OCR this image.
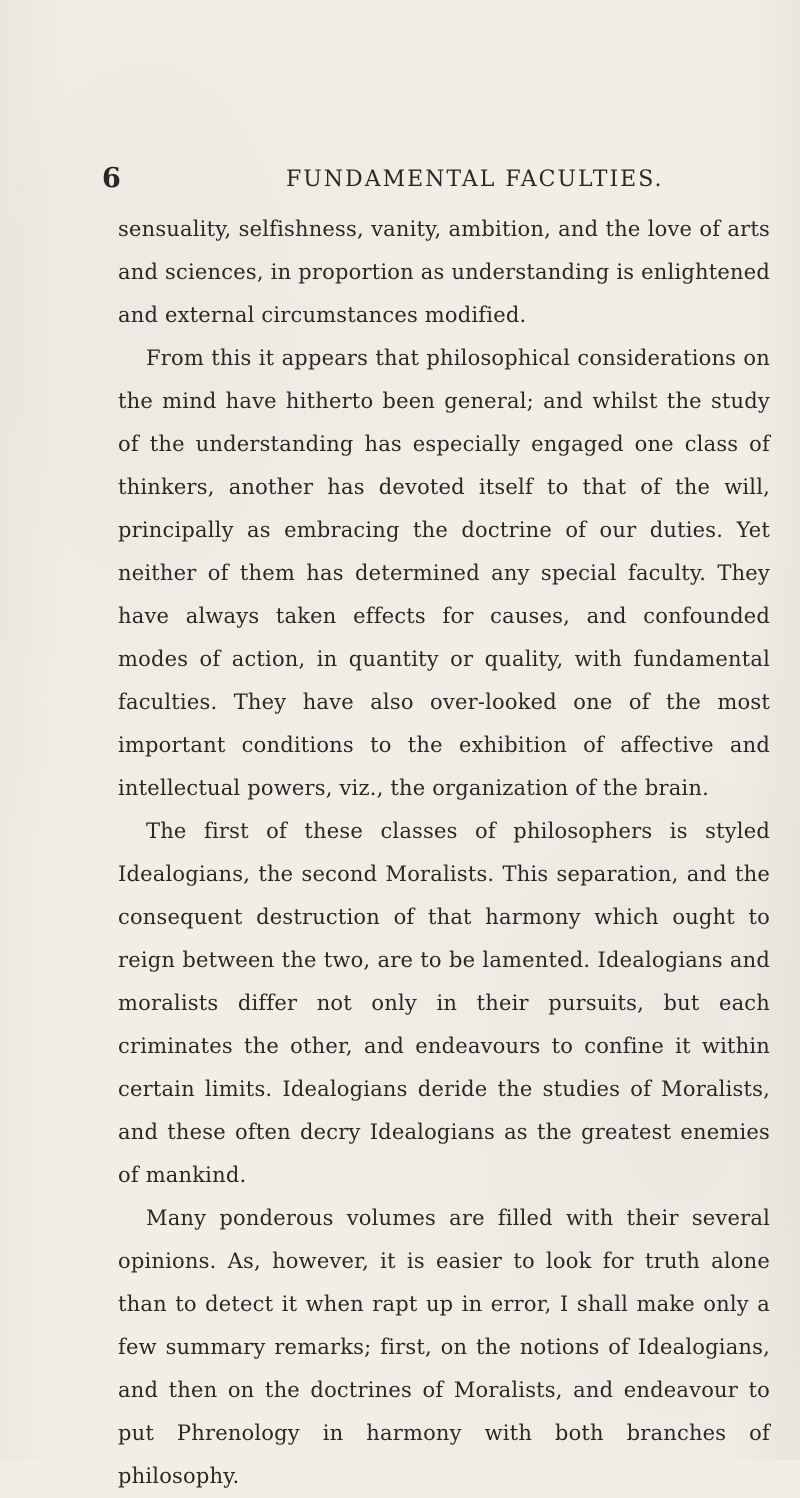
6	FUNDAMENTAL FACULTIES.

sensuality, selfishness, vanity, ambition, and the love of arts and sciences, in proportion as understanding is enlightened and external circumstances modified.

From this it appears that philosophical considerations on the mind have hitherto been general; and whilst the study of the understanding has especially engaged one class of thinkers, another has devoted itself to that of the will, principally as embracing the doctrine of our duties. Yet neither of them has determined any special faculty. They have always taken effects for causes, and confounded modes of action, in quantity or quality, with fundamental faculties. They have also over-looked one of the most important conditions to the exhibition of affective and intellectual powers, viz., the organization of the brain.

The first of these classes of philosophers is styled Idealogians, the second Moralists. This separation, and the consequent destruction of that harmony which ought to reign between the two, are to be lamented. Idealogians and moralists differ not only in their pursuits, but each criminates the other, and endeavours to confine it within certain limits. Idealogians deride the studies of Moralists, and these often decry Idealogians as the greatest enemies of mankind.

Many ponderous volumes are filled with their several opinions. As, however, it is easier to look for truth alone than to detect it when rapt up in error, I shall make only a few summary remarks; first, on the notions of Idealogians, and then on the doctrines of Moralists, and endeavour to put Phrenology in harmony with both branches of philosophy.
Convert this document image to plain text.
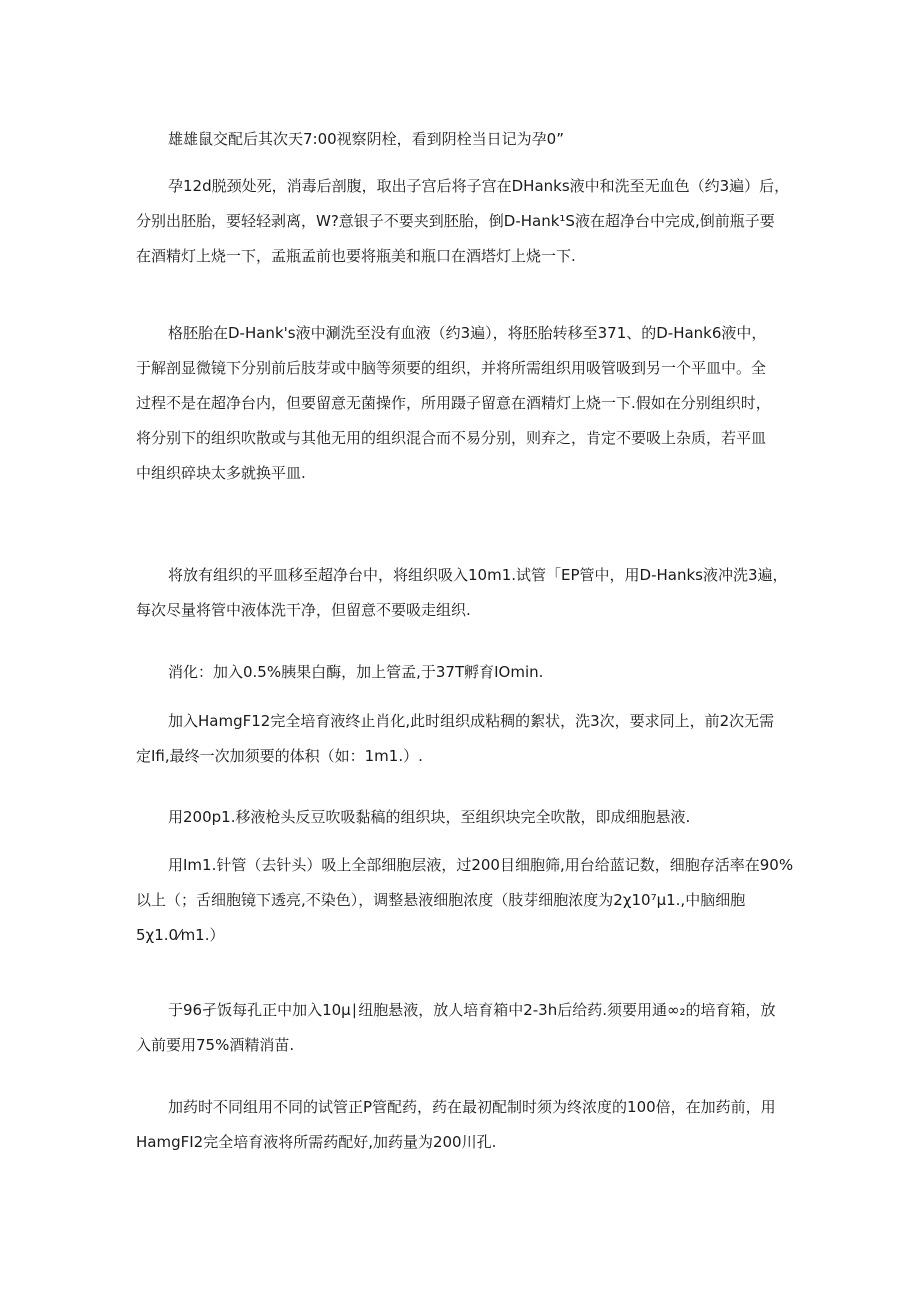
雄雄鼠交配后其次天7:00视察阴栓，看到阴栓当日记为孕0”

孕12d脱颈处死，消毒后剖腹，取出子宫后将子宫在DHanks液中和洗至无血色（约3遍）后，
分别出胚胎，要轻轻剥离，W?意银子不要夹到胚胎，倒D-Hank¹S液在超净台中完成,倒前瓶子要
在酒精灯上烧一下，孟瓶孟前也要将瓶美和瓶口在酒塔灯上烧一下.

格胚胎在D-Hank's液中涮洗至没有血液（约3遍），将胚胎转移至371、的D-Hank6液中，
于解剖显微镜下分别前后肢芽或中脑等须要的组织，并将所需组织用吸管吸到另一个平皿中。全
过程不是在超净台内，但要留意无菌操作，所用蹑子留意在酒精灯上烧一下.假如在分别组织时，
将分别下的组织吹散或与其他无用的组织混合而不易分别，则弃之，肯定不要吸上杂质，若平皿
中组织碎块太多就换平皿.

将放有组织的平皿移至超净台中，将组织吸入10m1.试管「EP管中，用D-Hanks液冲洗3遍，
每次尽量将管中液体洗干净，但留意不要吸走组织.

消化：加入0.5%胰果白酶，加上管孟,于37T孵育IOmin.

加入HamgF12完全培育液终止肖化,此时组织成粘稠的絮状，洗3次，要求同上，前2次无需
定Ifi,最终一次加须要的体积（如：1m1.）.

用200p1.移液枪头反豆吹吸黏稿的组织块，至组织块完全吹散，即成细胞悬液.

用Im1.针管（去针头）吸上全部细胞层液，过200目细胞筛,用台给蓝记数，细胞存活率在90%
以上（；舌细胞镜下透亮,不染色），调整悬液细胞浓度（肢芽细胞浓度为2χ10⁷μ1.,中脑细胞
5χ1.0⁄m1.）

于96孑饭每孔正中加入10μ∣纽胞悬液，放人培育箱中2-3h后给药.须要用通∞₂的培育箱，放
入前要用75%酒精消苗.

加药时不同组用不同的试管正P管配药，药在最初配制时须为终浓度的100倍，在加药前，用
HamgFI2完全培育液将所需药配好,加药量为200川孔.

□ □ □ □

- Given problem -
Copy down every line of the material above that includes the string "understanding".

- Output of the exercise -
sensuality, selfishness, vanity, ambition, and the love of arts and sciences, in proportion as understanding is enlightened and external circumstances modified.
From this it appears that philosophical considerations on the mind have hitherto been general; and whilst the study of the understanding has especially engaged one class of thinkers, another has devoted itself to that of the will, principally as embracing the doctrine of our duties. Yet neither of them has determined any special faculty. They have always taken effects for causes, and confounded modes of action, in quantity or quality, with fundamental faculties. They have also over-looked one of the most important conditions to the exhibition of affective and intellectual powers, viz., the organization of the brain.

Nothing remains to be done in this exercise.